I was a pretty proficient funeral director as a child. The small mammals of our house were always laid to rest with soft tissues lining their checkbook box caskets. I wept over them, sang my dirges, and laid flowers over their backyard graves. I’d visit their plots, I’d agonize over them being in the cold, dark earth, all alone.
All of my love had nowhere to go, no furry heart to land on. There was Murphy the Gerbil, Lougee the Mouse, and Blueberry the Hamster, plus a neighborhood bird with a broken wing. If love could cure, they’d have lived forever.
I’ve read a new book, “Piggy In Heaven” by Melinda Johnson which gently and joyfully tells of a beloved guinea pig’s first day in Heaven. He rolls in the grass, munches, and hops about, sans cage, and his new pig friends gradually reveal where he is and why. When they’ve ever so tenderly explained to him that he died he responds, “I didn’t know that was going to happen!” Isn’t that just the bewilderment that children experience when their pet dies? How I wish I’d had this book as a grieving child! It would have revealed to me that God too loves his creatures; that I was not alone in my love, nor my grief; that the end of earthly life means a beginning of eternal life.

GIVEN ENTRIES:
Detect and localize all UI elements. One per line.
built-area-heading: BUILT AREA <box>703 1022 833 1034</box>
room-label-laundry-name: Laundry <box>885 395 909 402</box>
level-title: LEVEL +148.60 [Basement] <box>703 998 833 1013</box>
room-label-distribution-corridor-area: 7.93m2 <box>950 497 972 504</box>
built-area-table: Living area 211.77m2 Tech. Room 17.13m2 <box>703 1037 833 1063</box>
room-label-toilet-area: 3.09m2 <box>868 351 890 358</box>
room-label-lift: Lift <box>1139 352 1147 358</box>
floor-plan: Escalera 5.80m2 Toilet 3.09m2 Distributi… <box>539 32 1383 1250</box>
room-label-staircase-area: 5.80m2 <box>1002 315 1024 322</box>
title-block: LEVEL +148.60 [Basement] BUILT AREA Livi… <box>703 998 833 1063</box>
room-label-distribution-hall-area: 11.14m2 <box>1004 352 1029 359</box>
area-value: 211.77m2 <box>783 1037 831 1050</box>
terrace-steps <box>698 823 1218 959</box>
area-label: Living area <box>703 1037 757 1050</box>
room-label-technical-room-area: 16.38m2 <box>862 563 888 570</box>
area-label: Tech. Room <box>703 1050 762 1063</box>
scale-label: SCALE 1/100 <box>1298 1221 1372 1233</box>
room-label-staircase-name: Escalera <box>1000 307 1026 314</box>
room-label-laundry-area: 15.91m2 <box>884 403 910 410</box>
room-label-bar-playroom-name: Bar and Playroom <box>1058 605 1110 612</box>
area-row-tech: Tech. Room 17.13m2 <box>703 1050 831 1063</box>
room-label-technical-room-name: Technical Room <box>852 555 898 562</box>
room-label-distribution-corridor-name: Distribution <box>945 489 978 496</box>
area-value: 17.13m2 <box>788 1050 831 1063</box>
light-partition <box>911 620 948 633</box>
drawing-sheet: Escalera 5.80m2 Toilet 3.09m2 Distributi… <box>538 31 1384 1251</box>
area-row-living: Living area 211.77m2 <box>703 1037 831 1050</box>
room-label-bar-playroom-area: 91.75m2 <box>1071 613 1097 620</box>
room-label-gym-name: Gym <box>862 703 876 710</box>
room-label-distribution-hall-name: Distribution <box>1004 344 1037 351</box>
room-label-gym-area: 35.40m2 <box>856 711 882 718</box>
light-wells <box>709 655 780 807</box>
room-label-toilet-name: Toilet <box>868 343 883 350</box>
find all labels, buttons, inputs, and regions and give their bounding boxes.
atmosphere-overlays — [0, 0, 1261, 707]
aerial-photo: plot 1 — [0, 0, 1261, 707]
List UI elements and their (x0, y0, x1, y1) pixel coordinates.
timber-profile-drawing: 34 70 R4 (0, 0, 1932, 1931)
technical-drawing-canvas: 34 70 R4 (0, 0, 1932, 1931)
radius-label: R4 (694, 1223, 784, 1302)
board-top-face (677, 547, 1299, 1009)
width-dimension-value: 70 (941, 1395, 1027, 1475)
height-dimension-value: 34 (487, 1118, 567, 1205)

LIST OF TASKS:
A. Please duplicate the pet-loss passage word for word, starting with "I was a pretty" and going on through "earth, all alone.".
B. List each pet that the pet-loss passage names from the narrator's childhood home.
The lines above play no part in what is asked here.

EXERCISE RESULTS:
A.
I was a pretty proficient funeral director as a child. The small mammals of our house were always laid to rest with soft tissues lining their checkbook box caskets. I wept over them, sang my dirges, and laid flowers over their backyard graves. I’d visit their plots, I’d agonize over them being in the cold, dark earth, all alone.

B.
Murphy the Gerbil
Lougee the Mouse
Blueberry the Hamster